GIVEN DATA =>
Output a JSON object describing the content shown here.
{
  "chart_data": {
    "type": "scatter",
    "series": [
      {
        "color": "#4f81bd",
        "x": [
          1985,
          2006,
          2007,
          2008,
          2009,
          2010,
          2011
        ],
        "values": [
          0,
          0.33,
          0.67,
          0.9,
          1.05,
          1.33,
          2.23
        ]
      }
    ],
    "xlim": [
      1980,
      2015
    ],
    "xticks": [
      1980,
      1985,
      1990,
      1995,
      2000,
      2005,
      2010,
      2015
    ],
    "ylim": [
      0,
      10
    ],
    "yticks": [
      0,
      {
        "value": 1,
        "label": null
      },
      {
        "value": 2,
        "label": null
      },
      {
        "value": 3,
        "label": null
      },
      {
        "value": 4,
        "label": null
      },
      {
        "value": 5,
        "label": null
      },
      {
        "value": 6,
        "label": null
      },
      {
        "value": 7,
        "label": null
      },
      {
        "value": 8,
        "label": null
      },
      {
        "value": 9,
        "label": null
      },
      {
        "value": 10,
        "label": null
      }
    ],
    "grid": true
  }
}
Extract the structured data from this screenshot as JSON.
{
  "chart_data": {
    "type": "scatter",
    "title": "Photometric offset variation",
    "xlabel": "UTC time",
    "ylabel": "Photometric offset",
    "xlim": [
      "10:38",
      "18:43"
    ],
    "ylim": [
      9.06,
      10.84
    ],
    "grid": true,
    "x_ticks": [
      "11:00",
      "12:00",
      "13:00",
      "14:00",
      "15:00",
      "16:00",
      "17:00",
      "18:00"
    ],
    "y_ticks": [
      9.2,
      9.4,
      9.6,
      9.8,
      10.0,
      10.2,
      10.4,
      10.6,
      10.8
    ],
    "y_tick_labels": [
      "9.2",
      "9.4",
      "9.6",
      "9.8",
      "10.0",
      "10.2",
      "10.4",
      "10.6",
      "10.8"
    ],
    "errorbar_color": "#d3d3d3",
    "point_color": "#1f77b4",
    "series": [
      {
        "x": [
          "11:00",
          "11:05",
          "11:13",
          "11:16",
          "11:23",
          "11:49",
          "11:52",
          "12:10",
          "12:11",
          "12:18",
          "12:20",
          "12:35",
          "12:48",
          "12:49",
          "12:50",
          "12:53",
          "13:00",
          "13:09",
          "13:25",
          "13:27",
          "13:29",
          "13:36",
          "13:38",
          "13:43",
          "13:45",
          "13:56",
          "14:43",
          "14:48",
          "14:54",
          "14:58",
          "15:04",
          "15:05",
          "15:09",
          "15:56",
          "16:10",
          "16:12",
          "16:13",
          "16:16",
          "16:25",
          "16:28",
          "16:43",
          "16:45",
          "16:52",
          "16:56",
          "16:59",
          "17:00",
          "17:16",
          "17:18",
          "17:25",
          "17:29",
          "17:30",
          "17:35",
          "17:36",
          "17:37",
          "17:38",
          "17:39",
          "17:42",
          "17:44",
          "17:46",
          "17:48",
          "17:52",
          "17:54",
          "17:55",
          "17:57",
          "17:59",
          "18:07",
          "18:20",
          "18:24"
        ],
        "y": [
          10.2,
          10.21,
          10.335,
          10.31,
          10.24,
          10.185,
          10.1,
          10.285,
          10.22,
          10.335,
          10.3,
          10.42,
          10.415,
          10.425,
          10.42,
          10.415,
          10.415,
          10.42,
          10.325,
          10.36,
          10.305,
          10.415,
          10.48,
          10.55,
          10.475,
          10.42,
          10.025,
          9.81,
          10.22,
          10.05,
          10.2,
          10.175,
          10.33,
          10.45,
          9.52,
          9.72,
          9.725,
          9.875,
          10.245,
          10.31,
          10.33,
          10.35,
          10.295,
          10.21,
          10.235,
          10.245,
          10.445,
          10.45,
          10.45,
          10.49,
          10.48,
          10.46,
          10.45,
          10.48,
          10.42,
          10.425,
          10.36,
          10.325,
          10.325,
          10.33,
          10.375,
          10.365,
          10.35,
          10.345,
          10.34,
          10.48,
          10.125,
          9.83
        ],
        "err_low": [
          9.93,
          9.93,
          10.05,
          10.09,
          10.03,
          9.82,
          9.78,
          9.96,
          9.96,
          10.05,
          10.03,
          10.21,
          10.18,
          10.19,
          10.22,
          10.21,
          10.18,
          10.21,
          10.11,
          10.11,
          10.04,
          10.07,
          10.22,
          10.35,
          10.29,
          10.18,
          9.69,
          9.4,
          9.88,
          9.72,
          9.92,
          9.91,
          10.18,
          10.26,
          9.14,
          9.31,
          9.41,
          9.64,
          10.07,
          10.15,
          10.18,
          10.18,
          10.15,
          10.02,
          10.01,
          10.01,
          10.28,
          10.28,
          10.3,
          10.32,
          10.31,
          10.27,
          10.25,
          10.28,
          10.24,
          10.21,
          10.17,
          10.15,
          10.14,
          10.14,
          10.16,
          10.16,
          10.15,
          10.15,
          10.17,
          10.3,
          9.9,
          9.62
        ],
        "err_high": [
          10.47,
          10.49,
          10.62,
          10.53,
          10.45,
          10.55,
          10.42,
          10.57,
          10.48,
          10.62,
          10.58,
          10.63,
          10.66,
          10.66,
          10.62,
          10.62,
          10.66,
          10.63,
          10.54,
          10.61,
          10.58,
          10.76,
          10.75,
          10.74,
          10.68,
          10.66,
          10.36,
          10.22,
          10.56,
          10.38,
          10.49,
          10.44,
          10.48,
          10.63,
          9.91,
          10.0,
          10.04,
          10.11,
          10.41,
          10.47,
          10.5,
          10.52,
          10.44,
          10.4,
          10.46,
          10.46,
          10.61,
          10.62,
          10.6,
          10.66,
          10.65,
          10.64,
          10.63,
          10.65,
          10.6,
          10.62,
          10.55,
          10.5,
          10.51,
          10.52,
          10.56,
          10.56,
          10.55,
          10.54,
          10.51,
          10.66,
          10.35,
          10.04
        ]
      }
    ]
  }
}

WRITTEN TASK => Extract the full listing and reproduce each line exactly.

TASK OUTPUT =>
Output a JSON object describing the content shown here.
{
  "chart_data": {
    "type": "scatter",
    "series": [
      {
        "color": "#4f81bd",
        "x": [
          1985,
          2006,
          2007,
          2008,
          2009,
          2010,
          2011
        ],
        "values": [
          0,
          0.33,
          0.67,
          0.9,
          1.05,
          1.33,
          2.23
        ]
      }
    ],
    "xlim": [
      1980,
      2015
    ],
    "xticks": [
      1980,
      1985,
      1990,
      1995,
      2000,
      2005,
      2010,
      2015
    ],
    "ylim": [
      0,
      10
    ],
    "yticks": [
      0,
      {
        "value": 1,
        "label": null
      },
      {
        "value": 2,
        "label": null
      },
      {
        "value": 3,
        "label": null
      },
      {
        "value": 4,
        "label": null
      },
      {
        "value": 5,
        "label": null
      },
      {
        "value": 6,
        "label": null
      },
      {
        "value": 7,
        "label": null
      },
      {
        "value": 8,
        "label": null
      },
      {
        "value": 9,
        "label": null
      },
      {
        "value": 10,
        "label": null
      }
    ],
    "grid": true
  }
}
Extract the structured data from this screenshot as JSON.
{
  "chart_data": {
    "type": "scatter",
    "title": "Photometric offset variation",
    "xlabel": "UTC time",
    "ylabel": "Photometric offset",
    "xlim": [
      "10:38",
      "18:43"
    ],
    "ylim": [
      9.06,
      10.84
    ],
    "grid": true,
    "x_ticks": [
      "11:00",
      "12:00",
      "13:00",
      "14:00",
      "15:00",
      "16:00",
      "17:00",
      "18:00"
    ],
    "y_ticks": [
      9.2,
      9.4,
      9.6,
      9.8,
      10.0,
      10.2,
      10.4,
      10.6,
      10.8
    ],
    "y_tick_labels": [
      "9.2",
      "9.4",
      "9.6",
      "9.8",
      "10.0",
      "10.2",
      "10.4",
      "10.6",
      "10.8"
    ],
    "errorbar_color": "#d3d3d3",
    "point_color": "#1f77b4",
    "series": [
      {
        "x": [
          "11:00",
          "11:05",
          "11:13",
          "11:16",
          "11:23",
          "11:49",
          "11:52",
          "12:10",
          "12:11",
          "12:18",
          "12:20",
          "12:35",
          "12:48",
          "12:49",
          "12:50",
          "12:53",
          "13:00",
          "13:09",
          "13:25",
          "13:27",
          "13:29",
          "13:36",
          "13:38",
          "13:43",
          "13:45",
          "13:56",
          "14:43",
          "14:48",
          "14:54",
          "14:58",
          "15:04",
          "15:05",
          "15:09",
          "15:56",
          "16:10",
          "16:12",
          "16:13",
          "16:16",
          "16:25",
          "16:28",
          "16:43",
          "16:45",
          "16:52",
          "16:56",
          "16:59",
          "17:00",
          "17:16",
          "17:18",
          "17:25",
          "17:29",
          "17:30",
          "17:35",
          "17:36",
          "17:37",
          "17:38",
          "17:39",
          "17:42",
          "17:44",
          "17:46",
          "17:48",
          "17:52",
          "17:54",
          "17:55",
          "17:57",
          "17:59",
          "18:07",
          "18:20",
          "18:24"
        ],
        "y": [
          10.2,
          10.21,
          10.335,
          10.31,
          10.24,
          10.185,
          10.1,
          10.285,
          10.22,
          10.335,
          10.3,
          10.42,
          10.415,
          10.425,
          10.42,
          10.415,
          10.415,
          10.42,
          10.325,
          10.36,
          10.305,
          10.415,
          10.48,
          10.55,
          10.475,
          10.42,
          10.025,
          9.81,
          10.22,
          10.05,
          10.2,
          10.175,
          10.33,
          10.45,
          9.52,
          9.72,
          9.725,
          9.875,
          10.245,
          10.31,
          10.33,
          10.35,
          10.295,
          10.21,
          10.235,
          10.245,
          10.445,
          10.45,
          10.45,
          10.49,
          10.48,
          10.46,
          10.45,
          10.48,
          10.42,
          10.425,
          10.36,
          10.325,
          10.325,
          10.33,
          10.375,
          10.365,
          10.35,
          10.345,
          10.34,
          10.48,
          10.125,
          9.83
        ],
        "err_low": [
          9.93,
          9.93,
          10.05,
          10.09,
          10.03,
          9.82,
          9.78,
          9.96,
          9.96,
          10.05,
          10.03,
          10.21,
          10.18,
          10.19,
          10.22,
          10.21,
          10.18,
          10.21,
          10.11,
          10.11,
          10.04,
          10.07,
          10.22,
          10.35,
          10.29,
          10.18,
          9.69,
          9.4,
          9.88,
          9.72,
          9.92,
          9.91,
          10.18,
          10.26,
          9.14,
          9.31,
          9.41,
          9.64,
          10.07,
          10.15,
          10.18,
          10.18,
          10.15,
          10.02,
          10.01,
          10.01,
          10.28,
          10.28,
          10.3,
          10.32,
          10.31,
          10.27,
          10.25,
          10.28,
          10.24,
          10.21,
          10.17,
          10.15,
          10.14,
          10.14,
          10.16,
          10.16,
          10.15,
          10.15,
          10.17,
          10.3,
          9.9,
          9.62
        ],
        "err_high": [
          10.47,
          10.49,
          10.62,
          10.53,
          10.45,
          10.55,
          10.42,
          10.57,
          10.48,
          10.62,
          10.58,
          10.63,
          10.66,
          10.66,
          10.62,
          10.62,
          10.66,
          10.63,
          10.54,
          10.61,
          10.58,
          10.76,
          10.75,
          10.74,
          10.68,
          10.66,
          10.36,
          10.22,
          10.56,
          10.38,
          10.49,
          10.44,
          10.48,
          10.63,
          9.91,
          10.0,
          10.04,
          10.11,
          10.41,
          10.47,
          10.5,
          10.52,
          10.44,
          10.4,
          10.46,
          10.46,
          10.61,
          10.62,
          10.6,
          10.66,
          10.65,
          10.64,
          10.63,
          10.65,
          10.6,
          10.62,
          10.55,
          10.5,
          10.51,
          10.52,
          10.56,
          10.56,
          10.55,
          10.54,
          10.51,
          10.66,
          10.35,
          10.04
        ]
      }
    ]
  }
}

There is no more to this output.